[Begin DATA TO USE]
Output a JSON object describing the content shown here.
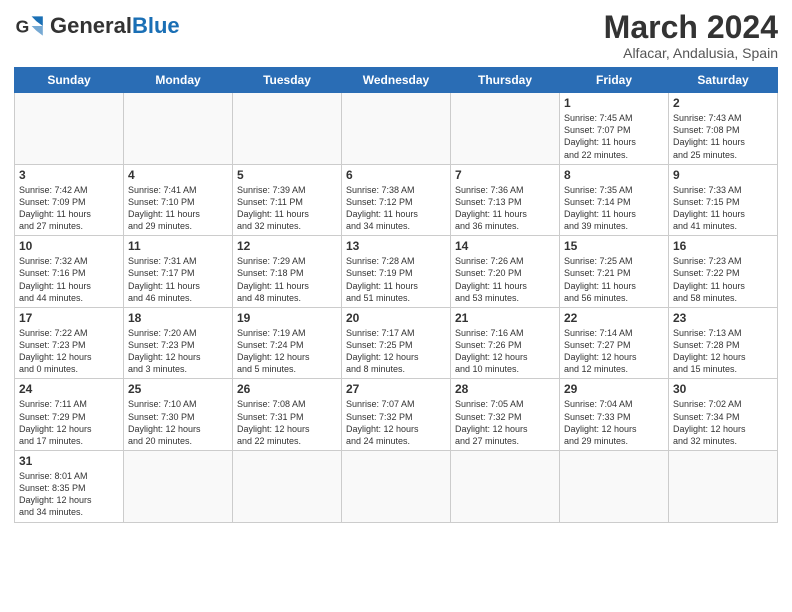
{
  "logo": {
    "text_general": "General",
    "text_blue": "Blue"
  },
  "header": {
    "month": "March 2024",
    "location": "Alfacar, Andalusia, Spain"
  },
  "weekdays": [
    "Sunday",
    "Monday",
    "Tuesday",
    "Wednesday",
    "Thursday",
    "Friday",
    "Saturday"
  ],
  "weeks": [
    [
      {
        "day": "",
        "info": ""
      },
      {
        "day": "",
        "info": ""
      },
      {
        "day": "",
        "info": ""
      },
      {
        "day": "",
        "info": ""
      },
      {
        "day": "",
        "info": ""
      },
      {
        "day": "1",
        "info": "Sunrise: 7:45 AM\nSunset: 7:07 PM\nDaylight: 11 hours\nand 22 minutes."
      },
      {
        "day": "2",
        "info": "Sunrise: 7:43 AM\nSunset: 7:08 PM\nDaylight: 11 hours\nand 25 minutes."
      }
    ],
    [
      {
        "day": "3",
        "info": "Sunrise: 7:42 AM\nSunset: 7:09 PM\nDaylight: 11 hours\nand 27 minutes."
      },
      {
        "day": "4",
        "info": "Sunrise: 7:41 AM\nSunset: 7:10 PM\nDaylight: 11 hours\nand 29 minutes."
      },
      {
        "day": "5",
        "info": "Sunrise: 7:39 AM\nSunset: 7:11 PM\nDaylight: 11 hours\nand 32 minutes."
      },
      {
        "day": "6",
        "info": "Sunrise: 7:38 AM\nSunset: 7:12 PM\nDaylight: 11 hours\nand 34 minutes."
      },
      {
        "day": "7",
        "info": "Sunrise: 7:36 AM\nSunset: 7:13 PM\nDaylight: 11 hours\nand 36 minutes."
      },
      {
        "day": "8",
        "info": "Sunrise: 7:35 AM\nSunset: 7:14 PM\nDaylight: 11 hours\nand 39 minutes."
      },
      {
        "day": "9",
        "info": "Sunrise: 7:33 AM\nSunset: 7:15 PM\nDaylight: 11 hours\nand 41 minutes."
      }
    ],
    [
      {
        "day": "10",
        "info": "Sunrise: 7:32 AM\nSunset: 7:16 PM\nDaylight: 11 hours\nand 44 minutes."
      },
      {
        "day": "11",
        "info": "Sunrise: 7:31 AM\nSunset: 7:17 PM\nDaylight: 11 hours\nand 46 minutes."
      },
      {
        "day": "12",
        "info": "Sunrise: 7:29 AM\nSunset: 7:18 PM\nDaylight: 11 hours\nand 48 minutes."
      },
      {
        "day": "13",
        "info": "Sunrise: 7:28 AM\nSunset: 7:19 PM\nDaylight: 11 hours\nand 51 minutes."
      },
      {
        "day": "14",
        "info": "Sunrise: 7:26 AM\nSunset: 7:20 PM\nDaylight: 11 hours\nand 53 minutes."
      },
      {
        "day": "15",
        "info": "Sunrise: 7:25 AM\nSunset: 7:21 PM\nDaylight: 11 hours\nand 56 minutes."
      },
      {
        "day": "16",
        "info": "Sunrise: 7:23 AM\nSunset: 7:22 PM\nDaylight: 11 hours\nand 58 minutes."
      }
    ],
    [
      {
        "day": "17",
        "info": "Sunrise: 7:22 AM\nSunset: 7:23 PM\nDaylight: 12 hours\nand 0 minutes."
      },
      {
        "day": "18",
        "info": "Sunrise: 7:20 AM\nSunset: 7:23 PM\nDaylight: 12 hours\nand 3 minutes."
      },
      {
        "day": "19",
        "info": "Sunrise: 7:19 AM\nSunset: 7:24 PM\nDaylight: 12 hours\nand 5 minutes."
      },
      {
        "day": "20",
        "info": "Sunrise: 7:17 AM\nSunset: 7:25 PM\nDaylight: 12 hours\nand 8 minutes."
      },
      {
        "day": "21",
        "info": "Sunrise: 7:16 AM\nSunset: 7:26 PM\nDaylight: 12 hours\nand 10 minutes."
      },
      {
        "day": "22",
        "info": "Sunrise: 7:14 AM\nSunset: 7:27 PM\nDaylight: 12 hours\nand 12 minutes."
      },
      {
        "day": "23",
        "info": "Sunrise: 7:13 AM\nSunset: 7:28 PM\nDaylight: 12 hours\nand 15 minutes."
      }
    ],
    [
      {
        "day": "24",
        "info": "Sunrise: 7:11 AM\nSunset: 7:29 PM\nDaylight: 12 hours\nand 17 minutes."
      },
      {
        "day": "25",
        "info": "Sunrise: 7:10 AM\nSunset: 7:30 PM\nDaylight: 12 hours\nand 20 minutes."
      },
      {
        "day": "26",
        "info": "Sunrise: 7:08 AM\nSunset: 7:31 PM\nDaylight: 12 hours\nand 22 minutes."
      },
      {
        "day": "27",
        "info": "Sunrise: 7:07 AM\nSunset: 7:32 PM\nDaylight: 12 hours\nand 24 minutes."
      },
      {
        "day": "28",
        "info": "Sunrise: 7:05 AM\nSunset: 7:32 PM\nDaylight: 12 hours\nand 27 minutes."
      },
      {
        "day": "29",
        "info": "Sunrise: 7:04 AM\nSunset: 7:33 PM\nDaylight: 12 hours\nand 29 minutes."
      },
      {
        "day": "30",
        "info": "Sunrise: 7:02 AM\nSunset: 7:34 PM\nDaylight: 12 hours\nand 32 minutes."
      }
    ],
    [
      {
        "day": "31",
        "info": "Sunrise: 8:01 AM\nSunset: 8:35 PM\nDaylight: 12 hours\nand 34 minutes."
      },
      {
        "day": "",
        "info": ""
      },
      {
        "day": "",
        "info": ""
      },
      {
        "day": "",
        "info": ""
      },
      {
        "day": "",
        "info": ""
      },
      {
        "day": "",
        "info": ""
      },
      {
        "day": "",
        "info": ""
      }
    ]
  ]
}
[End DATA TO USE]
[Begin DATA TO USE]
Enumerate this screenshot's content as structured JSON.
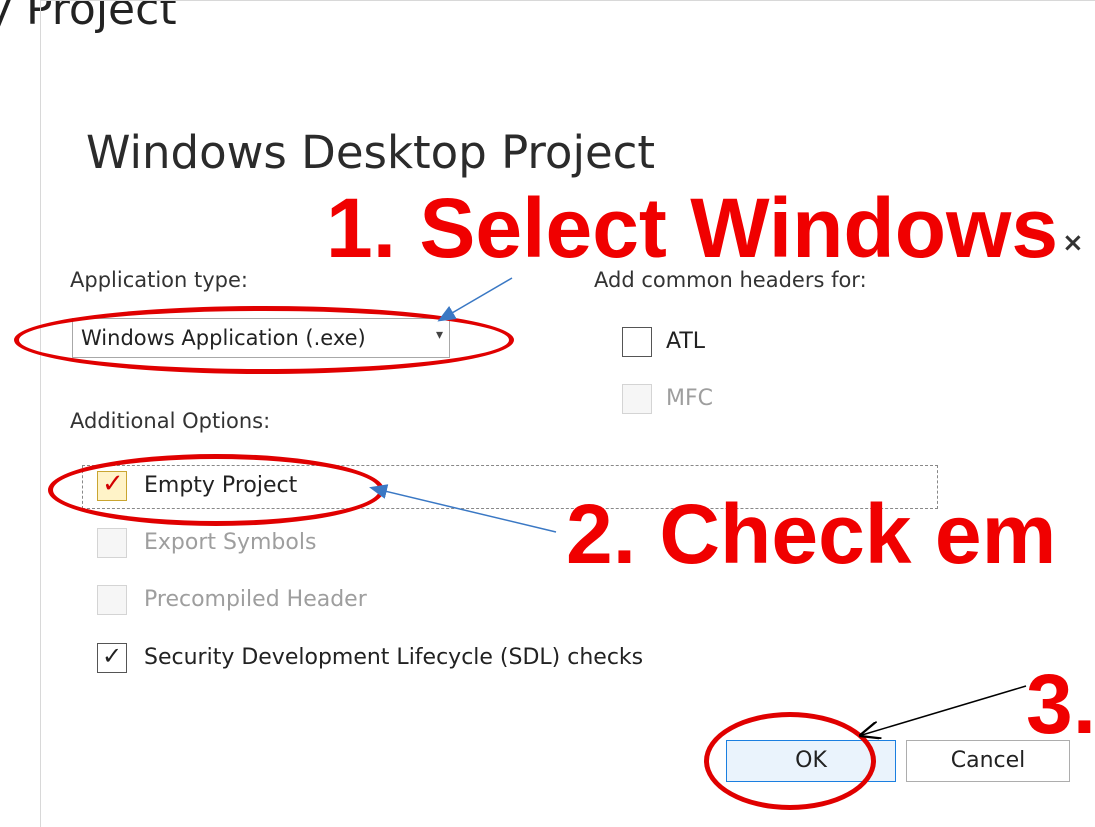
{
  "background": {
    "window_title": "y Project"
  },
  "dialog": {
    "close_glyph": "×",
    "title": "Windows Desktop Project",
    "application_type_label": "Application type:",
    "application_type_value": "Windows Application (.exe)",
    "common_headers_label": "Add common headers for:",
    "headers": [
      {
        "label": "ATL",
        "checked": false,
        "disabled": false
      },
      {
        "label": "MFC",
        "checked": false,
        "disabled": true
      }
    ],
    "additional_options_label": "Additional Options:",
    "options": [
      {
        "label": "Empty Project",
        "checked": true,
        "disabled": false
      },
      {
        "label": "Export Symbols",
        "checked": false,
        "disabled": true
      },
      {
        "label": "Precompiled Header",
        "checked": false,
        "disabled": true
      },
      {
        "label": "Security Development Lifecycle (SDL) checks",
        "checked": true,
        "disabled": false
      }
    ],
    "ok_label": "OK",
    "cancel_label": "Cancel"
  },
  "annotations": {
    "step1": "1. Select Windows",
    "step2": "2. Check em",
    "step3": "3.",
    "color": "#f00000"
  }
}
[End DATA TO USE]
◆ PROBLEM DETAILS
From the entries above, extract every line where the word "headers" appears.

◆ EXERCISE OUTPUT
    "common_headers_label": "Add common headers for:",
    "headers": [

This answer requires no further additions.